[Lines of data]
· · · · · · ·
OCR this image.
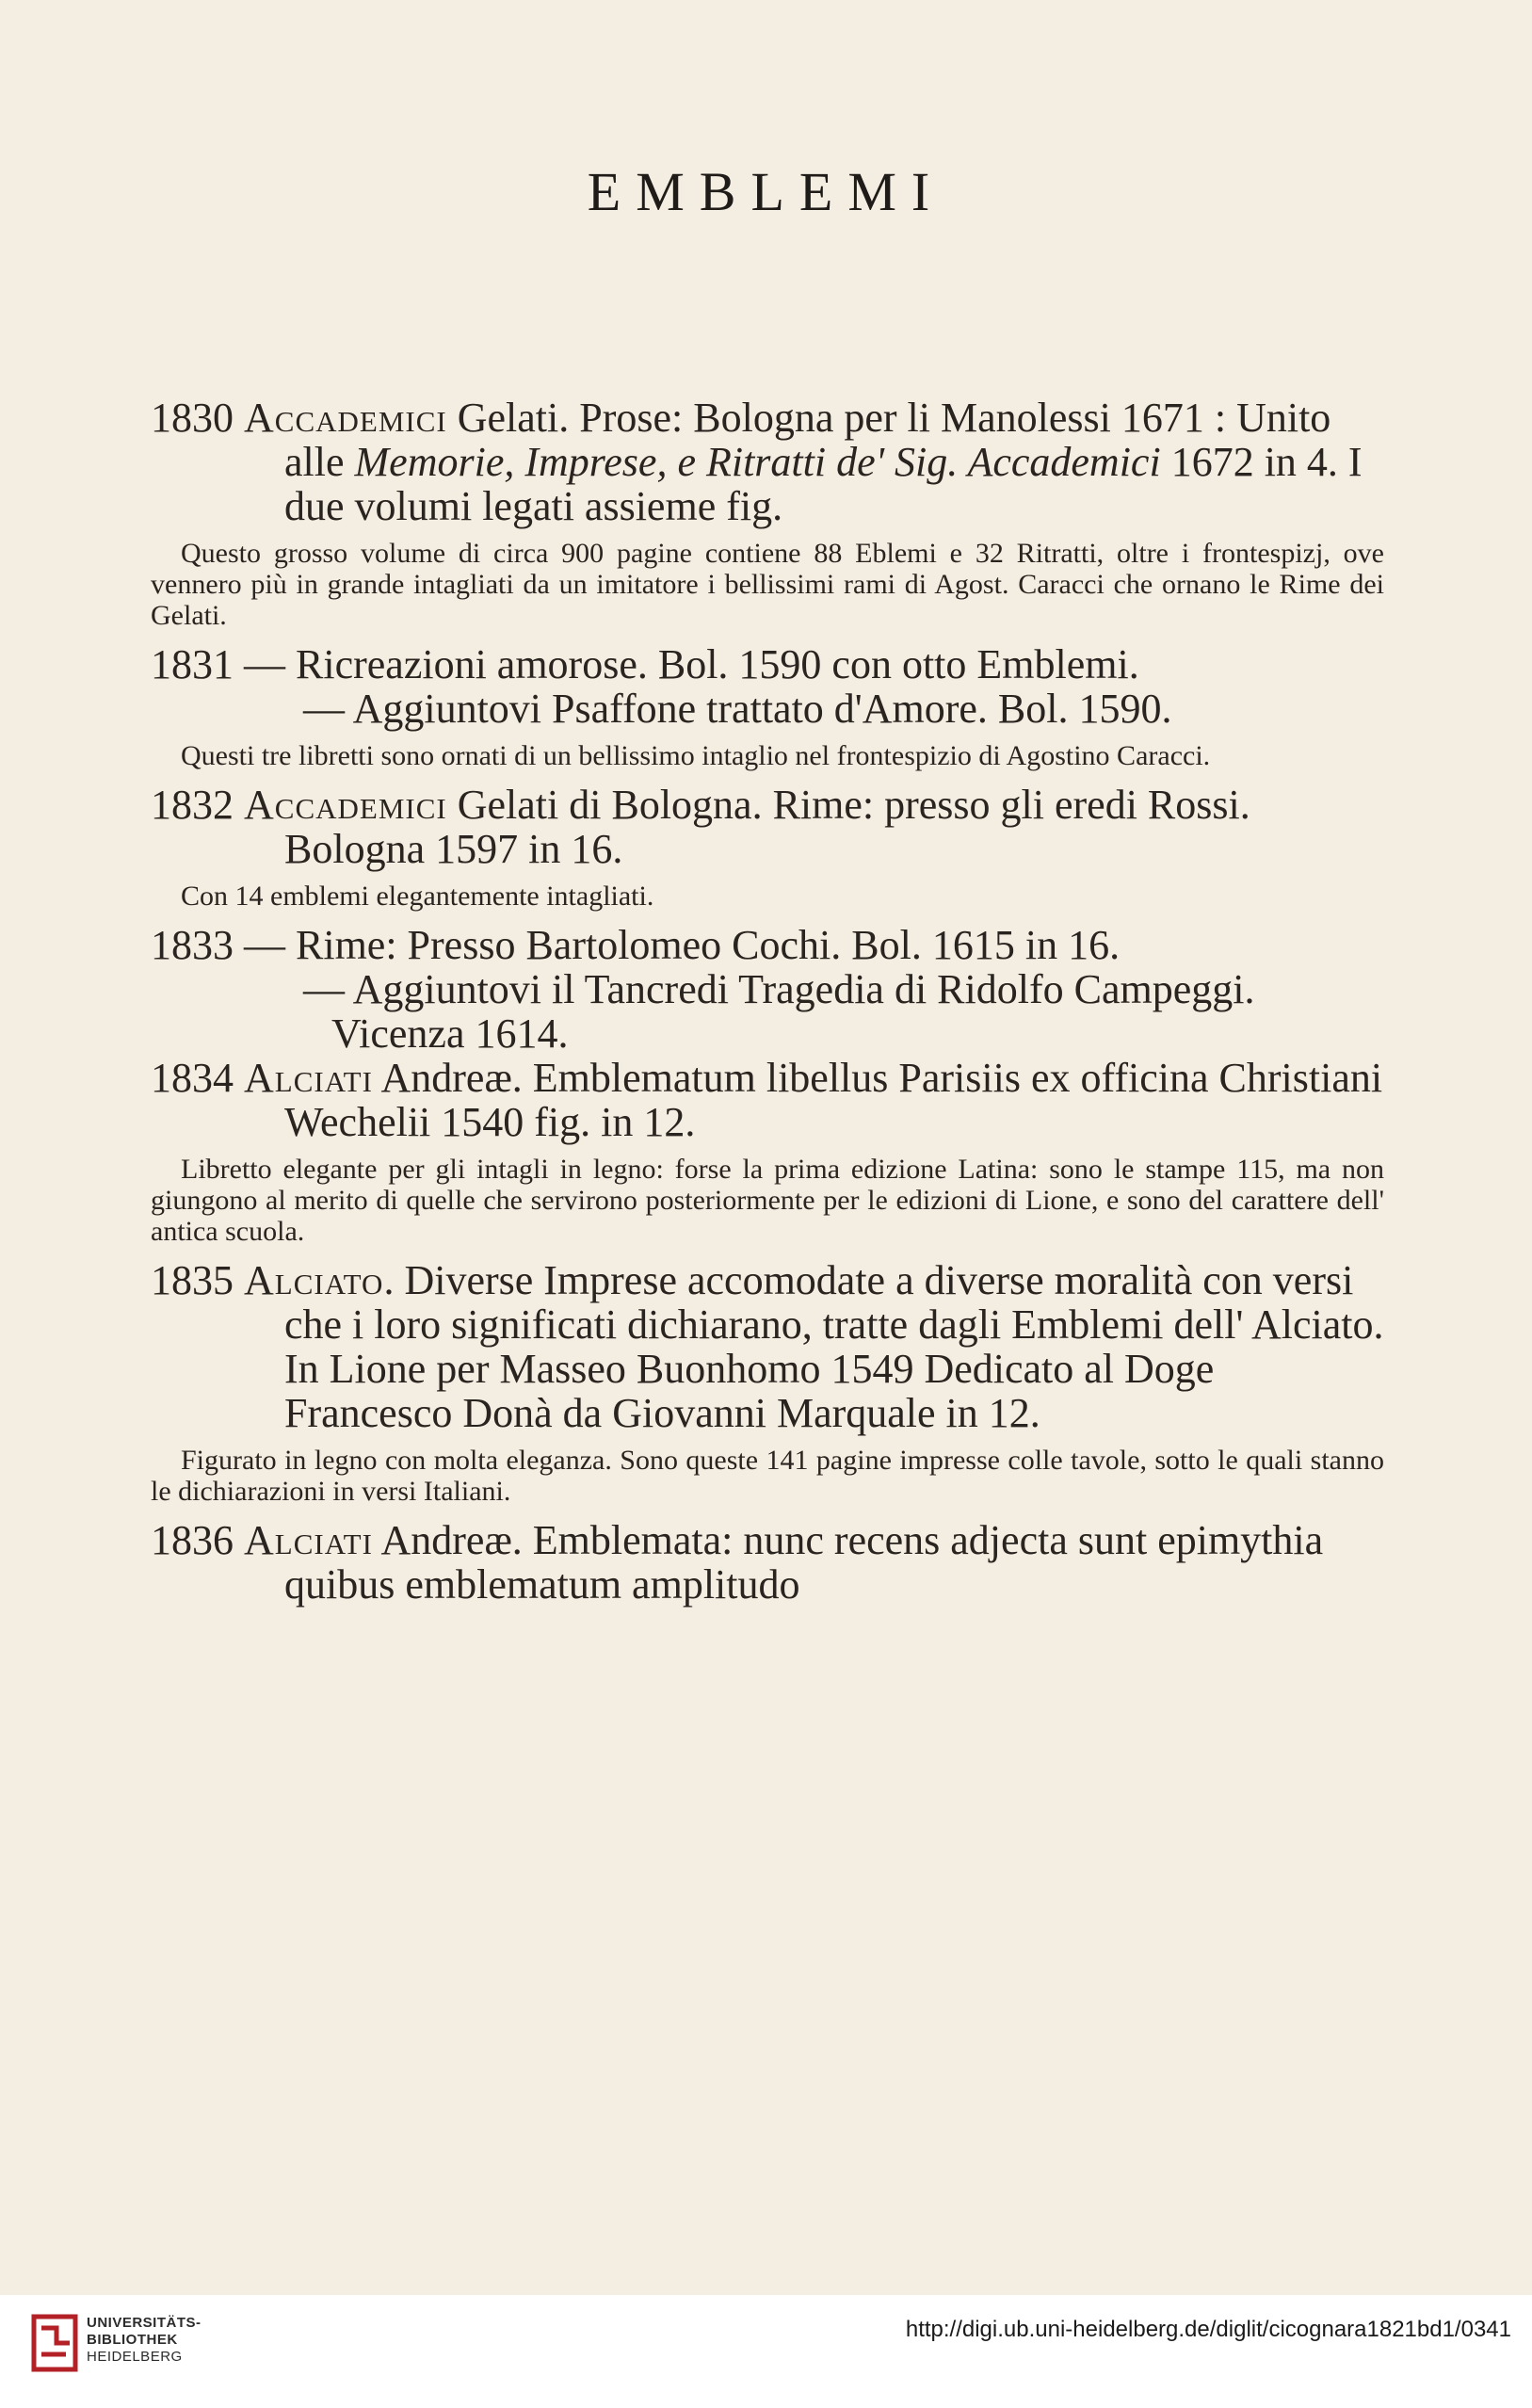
EMBLEMI
1830 Accademici Gelati. Prose: Bologna per li Manolessi 1671 : Unito alle Memorie, Imprese, e Ritratti de' Sig. Accademici 1672 in 4. I due volumi legati assieme fig.

Questo grosso volume di circa 900 pagine contiene 88 Eblemi e 32 Ritratti, oltre i frontespizj, ove vennero più in grande intagliati da un imitatore i bellissimi rami di Agost. Caracci che ornano le Rime dei Gelati.

1831 — Ricreazioni amorose. Bol. 1590 con otto Emblemi.
— Aggiuntovi Psaffone trattato d'Amore. Bol. 1590.

Questi tre libretti sono ornati di un bellissimo intaglio nel frontespizio di Agostino Caracci.

1832 Accademici Gelati di Bologna. Rime: presso gli eredi Rossi. Bologna 1597 in 16.

Con 14 emblemi elegantemente intagliati.

1833 — Rime: Presso Bartolomeo Cochi. Bol. 1615 in 16.
— Aggiuntovi il Tancredi Tragedia di Ridolfo Campeggi. Vicenza 1614.
1834 Alciati Andreæ. Emblematum libellus Parisiis ex officina Christiani Wechelii 1540 fig. in 12.

Libretto elegante per gli intagli in legno: forse la prima edizione Latina: sono le stampe 115, ma non giungono al merito di quelle che servirono posteriormente per le edizioni di Lione, e sono del carattere dell' antica scuola.

1835 Alciato. Diverse Imprese accomodate a diverse moralità con versi che i loro significati dichiarano, tratte dagli Emblemi dell' Alciato. In Lione per Masseo Buonhomo 1549 Dedicato al Doge Francesco Donà da Giovanni Marquale in 12.

Figurato in legno con molta eleganza. Sono queste 141 pagine impresse colle tavole, sotto le quali stanno le dichiarazioni in versi Italiani.

1836 Alciati Andreæ. Emblemata: nunc recens adjecta sunt epimythia quibus emblematum amplitudo
UNIVERSITÄTS-
BIBLIOTHEK
HEIDELBERG
http://digi.ub.uni-heidelberg.de/diglit/cicognara1821bd1/0341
· · · · · · ·
EXERCISE GOAL ::
Print each entry shown above with exact wording and no pictures.

RESPONSE BELOW ::
OCR this image.
EMBLEMI
1830 Accademici Gelati. Prose: Bologna per li Manolessi 1671 : Unito alle Memorie, Imprese, e Ritratti de' Sig. Accademici 1672 in 4. I due volumi legati assieme fig.

Questo grosso volume di circa 900 pagine contiene 88 Eblemi e 32 Ritratti, oltre i frontespizj, ove vennero più in grande intagliati da un imitatore i bellissimi rami di Agost. Caracci che ornano le Rime dei Gelati.

1831 — Ricreazioni amorose. Bol. 1590 con otto Emblemi.
— Aggiuntovi Psaffone trattato d'Amore. Bol. 1590.

Questi tre libretti sono ornati di un bellissimo intaglio nel frontespizio di Agostino Caracci.

1832 Accademici Gelati di Bologna. Rime: presso gli eredi Rossi. Bologna 1597 in 16.

Con 14 emblemi elegantemente intagliati.

1833 — Rime: Presso Bartolomeo Cochi. Bol. 1615 in 16.
— Aggiuntovi il Tancredi Tragedia di Ridolfo Campeggi. Vicenza 1614.
1834 Alciati Andreæ. Emblematum libellus Parisiis ex officina Christiani Wechelii 1540 fig. in 12.

Libretto elegante per gli intagli in legno: forse la prima edizione Latina: sono le stampe 115, ma non giungono al merito di quelle che servirono posteriormente per le edizioni di Lione, e sono del carattere dell' antica scuola.

1835 Alciato. Diverse Imprese accomodate a diverse moralità con versi che i loro significati dichiarano, tratte dagli Emblemi dell' Alciato. In Lione per Masseo Buonhomo 1549 Dedicato al Doge Francesco Donà da Giovanni Marquale in 12.

Figurato in legno con molta eleganza. Sono queste 141 pagine impresse colle tavole, sotto le quali stanno le dichiarazioni in versi Italiani.

1836 Alciati Andreæ. Emblemata: nunc recens adjecta sunt epimythia quibus emblematum amplitudo
UNIVERSITÄTS-
BIBLIOTHEK
HEIDELBERG
http://digi.ub.uni-heidelberg.de/diglit/cicognara1821bd1/0341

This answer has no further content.